What needs to be done: State the number of lines that include the string "name", and write nothing else.

(Dataset rows about figures)
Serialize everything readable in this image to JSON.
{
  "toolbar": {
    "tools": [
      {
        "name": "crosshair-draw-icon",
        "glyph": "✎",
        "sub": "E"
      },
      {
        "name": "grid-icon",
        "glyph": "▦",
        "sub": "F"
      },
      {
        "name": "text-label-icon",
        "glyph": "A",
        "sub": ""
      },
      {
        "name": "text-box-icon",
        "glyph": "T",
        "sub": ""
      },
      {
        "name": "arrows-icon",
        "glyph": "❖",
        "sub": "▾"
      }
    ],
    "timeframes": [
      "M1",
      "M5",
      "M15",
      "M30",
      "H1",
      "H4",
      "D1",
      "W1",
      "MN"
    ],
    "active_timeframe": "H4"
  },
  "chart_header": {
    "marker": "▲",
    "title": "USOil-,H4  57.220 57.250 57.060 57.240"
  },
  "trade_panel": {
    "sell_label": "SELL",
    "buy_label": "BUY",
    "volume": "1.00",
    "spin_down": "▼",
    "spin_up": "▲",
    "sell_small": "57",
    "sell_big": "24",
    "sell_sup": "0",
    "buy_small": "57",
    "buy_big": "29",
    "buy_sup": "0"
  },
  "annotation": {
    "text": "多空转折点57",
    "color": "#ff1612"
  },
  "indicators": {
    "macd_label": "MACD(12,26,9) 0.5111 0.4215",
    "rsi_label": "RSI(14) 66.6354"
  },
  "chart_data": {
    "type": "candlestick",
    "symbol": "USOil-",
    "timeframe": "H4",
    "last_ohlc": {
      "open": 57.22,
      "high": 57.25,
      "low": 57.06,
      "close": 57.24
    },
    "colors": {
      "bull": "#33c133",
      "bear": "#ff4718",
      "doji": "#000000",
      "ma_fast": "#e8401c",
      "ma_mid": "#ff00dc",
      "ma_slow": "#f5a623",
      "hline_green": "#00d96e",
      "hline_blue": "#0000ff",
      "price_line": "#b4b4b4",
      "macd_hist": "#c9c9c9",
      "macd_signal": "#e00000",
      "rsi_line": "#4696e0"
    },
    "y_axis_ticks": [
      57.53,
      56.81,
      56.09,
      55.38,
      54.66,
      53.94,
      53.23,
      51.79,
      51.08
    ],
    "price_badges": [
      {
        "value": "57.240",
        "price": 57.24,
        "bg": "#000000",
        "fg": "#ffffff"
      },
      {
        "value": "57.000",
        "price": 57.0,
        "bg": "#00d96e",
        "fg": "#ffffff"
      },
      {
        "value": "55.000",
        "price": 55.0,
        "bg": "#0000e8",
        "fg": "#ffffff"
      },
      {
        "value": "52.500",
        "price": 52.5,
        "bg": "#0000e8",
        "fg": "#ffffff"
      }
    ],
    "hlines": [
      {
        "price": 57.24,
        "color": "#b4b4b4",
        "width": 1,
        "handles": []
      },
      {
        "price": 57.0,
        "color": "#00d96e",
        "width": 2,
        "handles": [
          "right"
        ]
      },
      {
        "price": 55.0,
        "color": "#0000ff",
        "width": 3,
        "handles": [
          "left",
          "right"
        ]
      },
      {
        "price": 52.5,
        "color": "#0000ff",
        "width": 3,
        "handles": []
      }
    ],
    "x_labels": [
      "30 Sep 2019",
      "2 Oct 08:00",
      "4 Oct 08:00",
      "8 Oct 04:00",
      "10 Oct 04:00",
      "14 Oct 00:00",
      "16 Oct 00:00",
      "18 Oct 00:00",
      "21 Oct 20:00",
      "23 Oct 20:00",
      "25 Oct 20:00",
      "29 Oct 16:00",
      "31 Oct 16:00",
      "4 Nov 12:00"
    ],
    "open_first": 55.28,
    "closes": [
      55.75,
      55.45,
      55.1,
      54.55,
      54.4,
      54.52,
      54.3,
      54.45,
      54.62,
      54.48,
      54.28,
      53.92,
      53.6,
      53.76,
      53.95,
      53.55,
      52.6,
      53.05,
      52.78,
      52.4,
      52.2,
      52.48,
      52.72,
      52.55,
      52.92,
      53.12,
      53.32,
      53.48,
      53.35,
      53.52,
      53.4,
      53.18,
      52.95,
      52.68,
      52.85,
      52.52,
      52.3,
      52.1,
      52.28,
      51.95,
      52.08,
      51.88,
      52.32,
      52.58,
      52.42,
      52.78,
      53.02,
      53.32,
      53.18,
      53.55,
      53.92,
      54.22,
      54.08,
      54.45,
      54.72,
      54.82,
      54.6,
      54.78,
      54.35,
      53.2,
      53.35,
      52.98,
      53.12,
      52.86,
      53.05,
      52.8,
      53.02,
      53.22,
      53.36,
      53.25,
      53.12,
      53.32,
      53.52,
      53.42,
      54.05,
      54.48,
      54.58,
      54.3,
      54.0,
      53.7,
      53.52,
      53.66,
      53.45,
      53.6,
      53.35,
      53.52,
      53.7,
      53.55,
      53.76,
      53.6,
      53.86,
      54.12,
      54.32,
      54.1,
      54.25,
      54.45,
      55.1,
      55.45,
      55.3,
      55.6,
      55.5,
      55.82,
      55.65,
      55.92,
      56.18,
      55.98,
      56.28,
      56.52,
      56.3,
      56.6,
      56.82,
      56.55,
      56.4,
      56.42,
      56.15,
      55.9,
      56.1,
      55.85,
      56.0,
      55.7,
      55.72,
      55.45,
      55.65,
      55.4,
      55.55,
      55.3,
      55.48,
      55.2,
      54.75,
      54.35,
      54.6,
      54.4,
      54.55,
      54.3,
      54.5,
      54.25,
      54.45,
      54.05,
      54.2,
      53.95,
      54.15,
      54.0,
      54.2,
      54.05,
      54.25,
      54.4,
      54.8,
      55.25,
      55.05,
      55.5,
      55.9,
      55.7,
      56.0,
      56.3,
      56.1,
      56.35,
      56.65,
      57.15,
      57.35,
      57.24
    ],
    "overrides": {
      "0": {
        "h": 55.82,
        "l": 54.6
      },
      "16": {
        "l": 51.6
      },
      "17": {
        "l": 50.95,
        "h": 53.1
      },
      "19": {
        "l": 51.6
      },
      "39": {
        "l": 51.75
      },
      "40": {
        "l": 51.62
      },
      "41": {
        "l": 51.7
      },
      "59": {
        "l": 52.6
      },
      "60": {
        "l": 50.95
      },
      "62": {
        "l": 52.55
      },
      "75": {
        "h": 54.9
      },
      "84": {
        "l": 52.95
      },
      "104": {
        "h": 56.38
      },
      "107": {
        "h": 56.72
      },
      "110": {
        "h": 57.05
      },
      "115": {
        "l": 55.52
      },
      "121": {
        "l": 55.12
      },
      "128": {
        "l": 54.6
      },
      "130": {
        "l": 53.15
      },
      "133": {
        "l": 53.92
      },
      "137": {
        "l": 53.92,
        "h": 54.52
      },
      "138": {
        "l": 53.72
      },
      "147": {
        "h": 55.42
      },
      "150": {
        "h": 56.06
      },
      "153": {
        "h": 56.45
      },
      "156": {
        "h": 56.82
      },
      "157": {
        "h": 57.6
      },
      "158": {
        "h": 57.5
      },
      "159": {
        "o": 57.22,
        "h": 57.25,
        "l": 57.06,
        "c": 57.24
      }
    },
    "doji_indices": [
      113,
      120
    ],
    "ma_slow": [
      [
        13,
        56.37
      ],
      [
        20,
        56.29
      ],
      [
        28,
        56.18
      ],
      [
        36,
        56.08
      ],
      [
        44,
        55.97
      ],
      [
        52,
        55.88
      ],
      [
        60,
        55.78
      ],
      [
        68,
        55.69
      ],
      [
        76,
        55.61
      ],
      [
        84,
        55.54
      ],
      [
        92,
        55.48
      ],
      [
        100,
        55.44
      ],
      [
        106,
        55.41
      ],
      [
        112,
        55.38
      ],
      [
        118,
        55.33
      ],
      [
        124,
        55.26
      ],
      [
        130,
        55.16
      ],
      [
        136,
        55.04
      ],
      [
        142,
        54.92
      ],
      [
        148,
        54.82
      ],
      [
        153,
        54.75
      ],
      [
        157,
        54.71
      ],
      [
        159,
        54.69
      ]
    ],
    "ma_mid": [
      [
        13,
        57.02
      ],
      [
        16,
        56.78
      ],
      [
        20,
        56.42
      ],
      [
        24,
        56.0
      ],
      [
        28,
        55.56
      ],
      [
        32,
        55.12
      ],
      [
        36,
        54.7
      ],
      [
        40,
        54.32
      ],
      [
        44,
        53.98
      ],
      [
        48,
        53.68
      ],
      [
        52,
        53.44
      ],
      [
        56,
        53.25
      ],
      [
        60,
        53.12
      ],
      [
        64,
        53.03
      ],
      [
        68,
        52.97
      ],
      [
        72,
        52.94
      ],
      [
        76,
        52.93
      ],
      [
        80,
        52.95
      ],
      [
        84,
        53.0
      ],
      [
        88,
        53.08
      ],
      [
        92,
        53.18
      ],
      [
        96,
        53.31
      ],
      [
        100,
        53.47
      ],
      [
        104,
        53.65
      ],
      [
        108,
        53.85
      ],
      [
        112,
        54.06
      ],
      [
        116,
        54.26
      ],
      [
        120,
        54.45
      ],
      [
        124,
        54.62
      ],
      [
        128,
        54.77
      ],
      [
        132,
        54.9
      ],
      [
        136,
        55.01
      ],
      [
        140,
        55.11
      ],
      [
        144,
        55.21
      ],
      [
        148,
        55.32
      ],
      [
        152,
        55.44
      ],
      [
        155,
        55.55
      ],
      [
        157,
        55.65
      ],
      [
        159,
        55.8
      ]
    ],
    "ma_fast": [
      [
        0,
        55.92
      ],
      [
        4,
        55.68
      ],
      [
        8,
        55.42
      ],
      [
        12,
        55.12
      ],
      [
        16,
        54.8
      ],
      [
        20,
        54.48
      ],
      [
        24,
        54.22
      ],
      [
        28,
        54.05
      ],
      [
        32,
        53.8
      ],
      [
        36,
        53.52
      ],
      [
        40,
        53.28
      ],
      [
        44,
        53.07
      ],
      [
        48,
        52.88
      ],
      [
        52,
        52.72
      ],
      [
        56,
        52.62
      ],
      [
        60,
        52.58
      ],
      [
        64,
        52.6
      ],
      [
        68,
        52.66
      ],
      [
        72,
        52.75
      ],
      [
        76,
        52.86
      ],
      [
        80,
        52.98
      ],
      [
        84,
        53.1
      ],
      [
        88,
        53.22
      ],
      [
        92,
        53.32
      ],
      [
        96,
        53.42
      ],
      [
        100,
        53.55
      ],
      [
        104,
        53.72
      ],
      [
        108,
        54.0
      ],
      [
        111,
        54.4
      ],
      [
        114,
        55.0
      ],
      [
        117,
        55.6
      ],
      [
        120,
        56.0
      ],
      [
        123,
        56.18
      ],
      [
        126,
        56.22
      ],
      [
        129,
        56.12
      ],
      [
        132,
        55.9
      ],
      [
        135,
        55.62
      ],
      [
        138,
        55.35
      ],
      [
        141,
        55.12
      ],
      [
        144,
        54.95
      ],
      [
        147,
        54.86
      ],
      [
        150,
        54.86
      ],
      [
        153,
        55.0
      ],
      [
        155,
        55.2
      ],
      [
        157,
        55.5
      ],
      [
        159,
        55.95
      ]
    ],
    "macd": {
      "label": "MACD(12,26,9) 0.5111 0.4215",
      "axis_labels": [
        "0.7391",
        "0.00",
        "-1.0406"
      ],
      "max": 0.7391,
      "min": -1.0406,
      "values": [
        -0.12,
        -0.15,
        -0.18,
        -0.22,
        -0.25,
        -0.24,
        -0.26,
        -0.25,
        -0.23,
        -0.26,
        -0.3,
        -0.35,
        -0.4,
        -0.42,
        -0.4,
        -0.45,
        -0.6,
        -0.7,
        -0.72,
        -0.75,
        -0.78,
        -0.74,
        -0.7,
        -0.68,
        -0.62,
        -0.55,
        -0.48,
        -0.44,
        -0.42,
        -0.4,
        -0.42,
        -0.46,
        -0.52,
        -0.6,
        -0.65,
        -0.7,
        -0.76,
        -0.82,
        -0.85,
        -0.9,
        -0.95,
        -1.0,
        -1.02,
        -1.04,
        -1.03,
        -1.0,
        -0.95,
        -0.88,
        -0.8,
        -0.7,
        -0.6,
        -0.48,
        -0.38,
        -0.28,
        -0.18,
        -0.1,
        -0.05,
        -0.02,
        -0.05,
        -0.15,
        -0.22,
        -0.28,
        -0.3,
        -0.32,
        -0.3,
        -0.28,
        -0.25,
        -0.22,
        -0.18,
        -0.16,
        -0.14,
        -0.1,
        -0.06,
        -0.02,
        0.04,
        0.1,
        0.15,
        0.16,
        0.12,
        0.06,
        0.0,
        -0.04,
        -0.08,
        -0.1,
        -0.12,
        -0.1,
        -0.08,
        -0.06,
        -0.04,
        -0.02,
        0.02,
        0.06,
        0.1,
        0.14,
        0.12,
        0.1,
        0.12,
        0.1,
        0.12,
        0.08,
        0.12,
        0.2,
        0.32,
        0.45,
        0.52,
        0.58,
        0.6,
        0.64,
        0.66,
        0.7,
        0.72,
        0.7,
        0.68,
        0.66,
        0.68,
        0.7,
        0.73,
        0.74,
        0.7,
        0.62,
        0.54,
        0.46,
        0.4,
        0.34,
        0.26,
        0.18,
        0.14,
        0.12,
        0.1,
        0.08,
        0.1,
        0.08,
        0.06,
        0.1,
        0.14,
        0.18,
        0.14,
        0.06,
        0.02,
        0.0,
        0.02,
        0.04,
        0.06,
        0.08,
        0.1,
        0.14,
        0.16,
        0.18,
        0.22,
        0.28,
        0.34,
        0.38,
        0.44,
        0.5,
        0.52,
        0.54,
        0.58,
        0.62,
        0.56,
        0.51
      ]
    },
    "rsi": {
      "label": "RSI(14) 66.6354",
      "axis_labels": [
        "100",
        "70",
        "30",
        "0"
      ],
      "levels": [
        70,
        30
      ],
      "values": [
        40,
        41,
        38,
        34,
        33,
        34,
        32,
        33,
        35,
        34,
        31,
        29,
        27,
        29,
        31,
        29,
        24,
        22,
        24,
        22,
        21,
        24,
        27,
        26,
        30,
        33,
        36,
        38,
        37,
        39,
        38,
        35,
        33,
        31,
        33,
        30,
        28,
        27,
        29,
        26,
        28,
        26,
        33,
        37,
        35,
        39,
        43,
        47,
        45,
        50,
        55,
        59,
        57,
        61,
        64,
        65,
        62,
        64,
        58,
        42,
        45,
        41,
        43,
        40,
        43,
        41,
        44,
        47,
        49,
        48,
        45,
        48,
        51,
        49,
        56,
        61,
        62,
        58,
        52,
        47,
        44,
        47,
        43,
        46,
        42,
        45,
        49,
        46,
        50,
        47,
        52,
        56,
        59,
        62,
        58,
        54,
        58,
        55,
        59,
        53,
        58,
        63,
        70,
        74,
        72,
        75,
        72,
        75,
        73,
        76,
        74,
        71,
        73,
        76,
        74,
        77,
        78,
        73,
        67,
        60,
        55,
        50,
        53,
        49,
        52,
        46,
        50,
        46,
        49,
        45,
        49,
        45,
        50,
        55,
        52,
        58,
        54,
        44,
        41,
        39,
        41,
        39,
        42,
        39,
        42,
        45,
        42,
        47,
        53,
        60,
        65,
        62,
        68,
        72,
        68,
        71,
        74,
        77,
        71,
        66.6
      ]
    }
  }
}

Expected answer: 5